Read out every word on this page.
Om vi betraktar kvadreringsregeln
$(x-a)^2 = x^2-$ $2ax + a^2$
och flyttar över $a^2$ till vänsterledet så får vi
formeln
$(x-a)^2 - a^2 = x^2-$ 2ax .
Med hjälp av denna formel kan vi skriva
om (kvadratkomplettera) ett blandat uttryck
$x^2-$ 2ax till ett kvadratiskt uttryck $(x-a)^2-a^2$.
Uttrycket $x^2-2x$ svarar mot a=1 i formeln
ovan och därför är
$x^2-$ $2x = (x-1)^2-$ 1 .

★ ★ ★ ★ ★

Goal of the exercise —
Out of the preceding entries, pull every line containing the string "formeln".

Written answer —
formeln
Uttrycket $x^2-2x$ svarar mot a=1 i formeln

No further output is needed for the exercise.